GOAL: Make an exact copy of the data below, leaving out every picture.

(Stored data)
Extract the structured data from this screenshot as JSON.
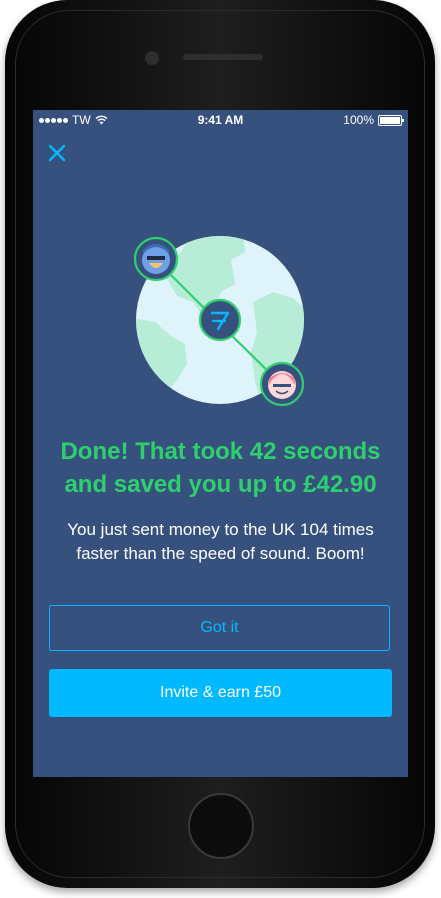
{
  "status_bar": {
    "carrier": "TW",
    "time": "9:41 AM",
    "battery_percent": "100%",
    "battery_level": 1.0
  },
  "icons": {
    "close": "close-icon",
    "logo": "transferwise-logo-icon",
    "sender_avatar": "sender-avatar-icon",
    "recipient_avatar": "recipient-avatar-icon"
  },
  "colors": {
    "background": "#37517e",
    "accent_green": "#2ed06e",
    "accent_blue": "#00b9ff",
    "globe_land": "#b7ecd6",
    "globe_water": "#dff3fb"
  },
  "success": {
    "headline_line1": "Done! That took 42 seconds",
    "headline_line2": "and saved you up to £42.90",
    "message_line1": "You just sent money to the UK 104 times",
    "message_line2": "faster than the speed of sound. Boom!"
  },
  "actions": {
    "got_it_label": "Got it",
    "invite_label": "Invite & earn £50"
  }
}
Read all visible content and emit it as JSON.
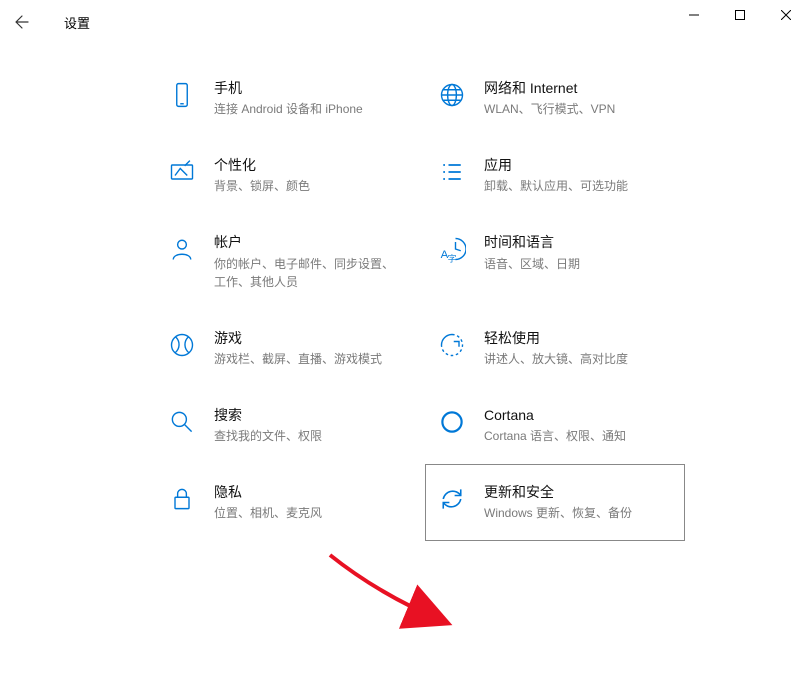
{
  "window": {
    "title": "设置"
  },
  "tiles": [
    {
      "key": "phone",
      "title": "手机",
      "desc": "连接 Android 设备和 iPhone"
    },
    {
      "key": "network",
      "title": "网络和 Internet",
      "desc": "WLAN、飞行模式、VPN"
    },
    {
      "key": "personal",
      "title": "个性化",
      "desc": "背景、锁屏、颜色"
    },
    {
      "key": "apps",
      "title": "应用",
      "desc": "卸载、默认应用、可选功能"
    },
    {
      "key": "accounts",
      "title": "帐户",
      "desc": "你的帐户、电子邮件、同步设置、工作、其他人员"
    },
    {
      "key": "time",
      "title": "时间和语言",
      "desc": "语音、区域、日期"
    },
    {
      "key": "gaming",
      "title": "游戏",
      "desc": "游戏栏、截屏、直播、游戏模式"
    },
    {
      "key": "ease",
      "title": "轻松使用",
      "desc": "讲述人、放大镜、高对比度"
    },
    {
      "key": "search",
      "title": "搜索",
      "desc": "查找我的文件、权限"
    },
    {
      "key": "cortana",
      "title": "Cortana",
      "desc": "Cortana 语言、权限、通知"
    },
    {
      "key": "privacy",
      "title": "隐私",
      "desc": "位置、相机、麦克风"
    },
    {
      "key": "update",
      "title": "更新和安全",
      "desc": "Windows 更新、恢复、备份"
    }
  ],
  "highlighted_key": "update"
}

WRITTEN SOLUTION:
Extract the structured data from this screenshot as JSON.
{
  "status_bar": {
    "carrier": "TW",
    "time": "9:41 AM",
    "battery_percent": "100%",
    "battery_level": 1.0
  },
  "icons": {
    "close": "close-icon",
    "logo": "transferwise-logo-icon",
    "sender_avatar": "sender-avatar-icon",
    "recipient_avatar": "recipient-avatar-icon"
  },
  "colors": {
    "background": "#37517e",
    "accent_green": "#2ed06e",
    "accent_blue": "#00b9ff",
    "globe_land": "#b7ecd6",
    "globe_water": "#dff3fb"
  },
  "success": {
    "headline_line1": "Done! That took 42 seconds",
    "headline_line2": "and saved you up to £42.90",
    "message_line1": "You just sent money to the UK 104 times",
    "message_line2": "faster than the speed of sound. Boom!"
  },
  "actions": {
    "got_it_label": "Got it",
    "invite_label": "Invite & earn £50"
  }
}
Read all visible content and emit it as JSON.
{
  "window": {
    "title": "设置"
  },
  "tiles": [
    {
      "key": "phone",
      "title": "手机",
      "desc": "连接 Android 设备和 iPhone"
    },
    {
      "key": "network",
      "title": "网络和 Internet",
      "desc": "WLAN、飞行模式、VPN"
    },
    {
      "key": "personal",
      "title": "个性化",
      "desc": "背景、锁屏、颜色"
    },
    {
      "key": "apps",
      "title": "应用",
      "desc": "卸载、默认应用、可选功能"
    },
    {
      "key": "accounts",
      "title": "帐户",
      "desc": "你的帐户、电子邮件、同步设置、工作、其他人员"
    },
    {
      "key": "time",
      "title": "时间和语言",
      "desc": "语音、区域、日期"
    },
    {
      "key": "gaming",
      "title": "游戏",
      "desc": "游戏栏、截屏、直播、游戏模式"
    },
    {
      "key": "ease",
      "title": "轻松使用",
      "desc": "讲述人、放大镜、高对比度"
    },
    {
      "key": "search",
      "title": "搜索",
      "desc": "查找我的文件、权限"
    },
    {
      "key": "cortana",
      "title": "Cortana",
      "desc": "Cortana 语言、权限、通知"
    },
    {
      "key": "privacy",
      "title": "隐私",
      "desc": "位置、相机、麦克风"
    },
    {
      "key": "update",
      "title": "更新和安全",
      "desc": "Windows 更新、恢复、备份"
    }
  ],
  "highlighted_key": "update"
}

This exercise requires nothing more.